● WHAT YOU NEED TO DO
Every line of the listing must be reproduced as it stands. Leave the images behind.

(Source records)
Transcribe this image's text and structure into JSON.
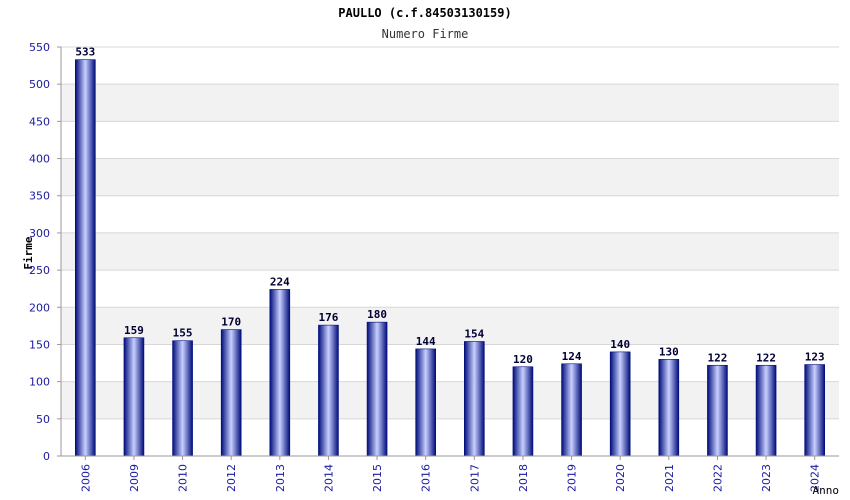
{
  "chart_data": {
    "type": "bar",
    "title": "PAULLO (c.f.84503130159)",
    "subtitle": "Numero Firme",
    "xlabel": "Anno",
    "ylabel": "Firme",
    "ylim": [
      0,
      550
    ],
    "yticks": [
      0,
      50,
      100,
      150,
      200,
      250,
      300,
      350,
      400,
      450,
      500,
      550
    ],
    "grid": true,
    "categories": [
      "2006",
      "2009",
      "2010",
      "2012",
      "2013",
      "2014",
      "2015",
      "2016",
      "2017",
      "2018",
      "2019",
      "2020",
      "2021",
      "2022",
      "2023",
      "2024"
    ],
    "values": [
      533,
      159,
      155,
      170,
      224,
      176,
      180,
      144,
      154,
      120,
      124,
      140,
      130,
      122,
      122,
      123
    ],
    "colors": {
      "bar_dark": "#000c7a",
      "bar_light": "#c8d0ff",
      "tick_label": "#1a1aa0",
      "band": "#f2f2f2",
      "grid": "#d8d8d8"
    }
  }
}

● RESPONSE TO THIS EXERCISE
Transcribe this image's text and structure into JSON.
{
  "chart_data": {
    "type": "bar",
    "title": "PAULLO (c.f.84503130159)",
    "subtitle": "Numero Firme",
    "xlabel": "Anno",
    "ylabel": "Firme",
    "ylim": [
      0,
      550
    ],
    "yticks": [
      0,
      50,
      100,
      150,
      200,
      250,
      300,
      350,
      400,
      450,
      500,
      550
    ],
    "grid": true,
    "categories": [
      "2006",
      "2009",
      "2010",
      "2012",
      "2013",
      "2014",
      "2015",
      "2016",
      "2017",
      "2018",
      "2019",
      "2020",
      "2021",
      "2022",
      "2023",
      "2024"
    ],
    "values": [
      533,
      159,
      155,
      170,
      224,
      176,
      180,
      144,
      154,
      120,
      124,
      140,
      130,
      122,
      122,
      123
    ],
    "colors": {
      "bar_dark": "#000c7a",
      "bar_light": "#c8d0ff",
      "tick_label": "#1a1aa0",
      "band": "#f2f2f2",
      "grid": "#d8d8d8"
    }
  }
}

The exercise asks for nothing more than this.